>> Begin Dataset
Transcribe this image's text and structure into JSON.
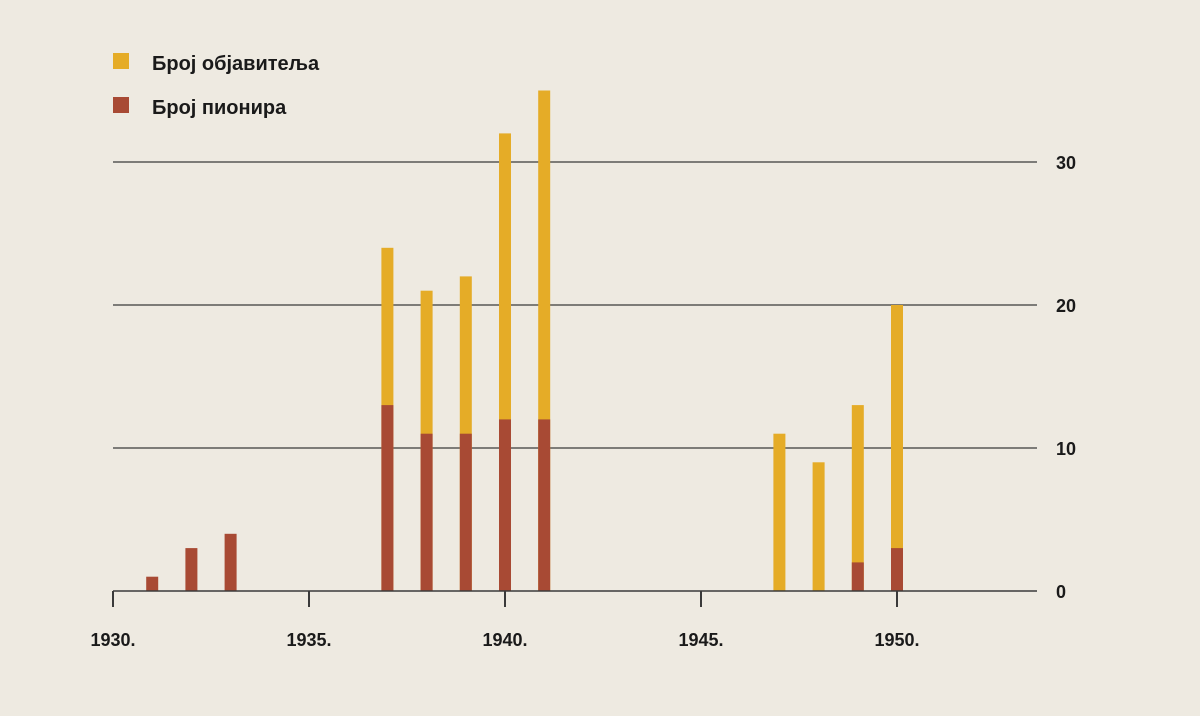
{
  "colors": {
    "background": "#eeeae1",
    "publishers": "#e5ac27",
    "pioneers": "#a84a34",
    "grid": "#3a3a3a"
  },
  "legend": {
    "position": "top-left",
    "items": [
      {
        "label": "Број објавитеља",
        "color": "#e5ac27"
      },
      {
        "label": "Број пионира",
        "color": "#a84a34"
      }
    ]
  },
  "chart_data": {
    "type": "bar",
    "stacked_overlay": true,
    "x": [
      1931,
      1932,
      1933,
      1937,
      1938,
      1939,
      1940,
      1941,
      1947,
      1948,
      1949,
      1950
    ],
    "series": [
      {
        "name": "Број објавитеља",
        "values": [
          0,
          0,
          0,
          24,
          21,
          22,
          32,
          35,
          11,
          9,
          13,
          20
        ]
      },
      {
        "name": "Број пионира",
        "values": [
          1,
          3,
          4,
          13,
          11,
          11,
          12,
          12,
          0,
          0,
          2,
          3
        ]
      }
    ],
    "xlim": [
      1930,
      1953
    ],
    "ylim": [
      0,
      35
    ],
    "x_ticks": [
      1930,
      1935,
      1940,
      1945,
      1950
    ],
    "x_tick_labels": [
      "1930.",
      "1935.",
      "1940.",
      "1945.",
      "1950."
    ],
    "y_ticks": [
      0,
      10,
      20,
      30
    ],
    "y_tick_labels": [
      "0",
      "10",
      "20",
      "30"
    ],
    "y_axis_side": "right",
    "grid": "horizontal"
  }
}
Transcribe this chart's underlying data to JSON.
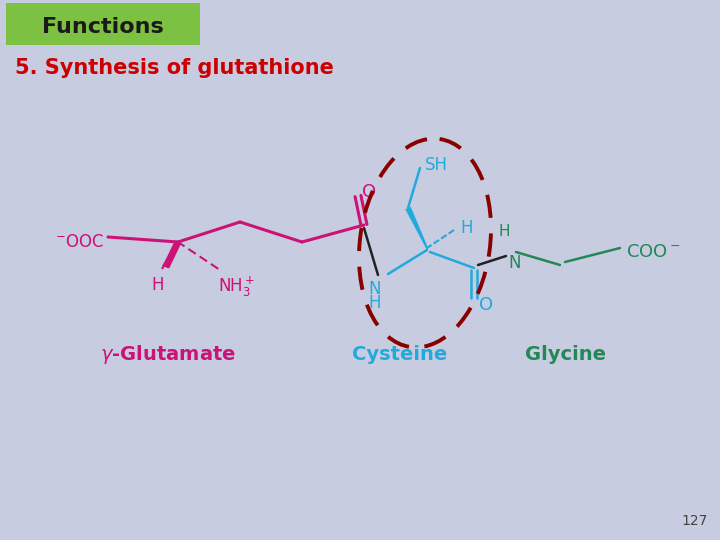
{
  "bg_color": "#c8cce0",
  "header_bg": "#7dc142",
  "header_text": "Functions",
  "header_text_color": "#1a1a1a",
  "title_text": "5. Synthesis of glutathione",
  "title_color": "#cc0000",
  "page_number": "127",
  "page_num_color": "#444444",
  "glutamate_color": "#cc1177",
  "cysteine_color": "#22aadd",
  "glycine_color": "#228855",
  "ellipse_color": "#880000",
  "bond_black": "#222222"
}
>> End Dataset
Scan the lines for the string "објавитеља". Pick out every line that has it.

The output:
        "label": "Број објавитеља",
        "name": "Број објавитеља",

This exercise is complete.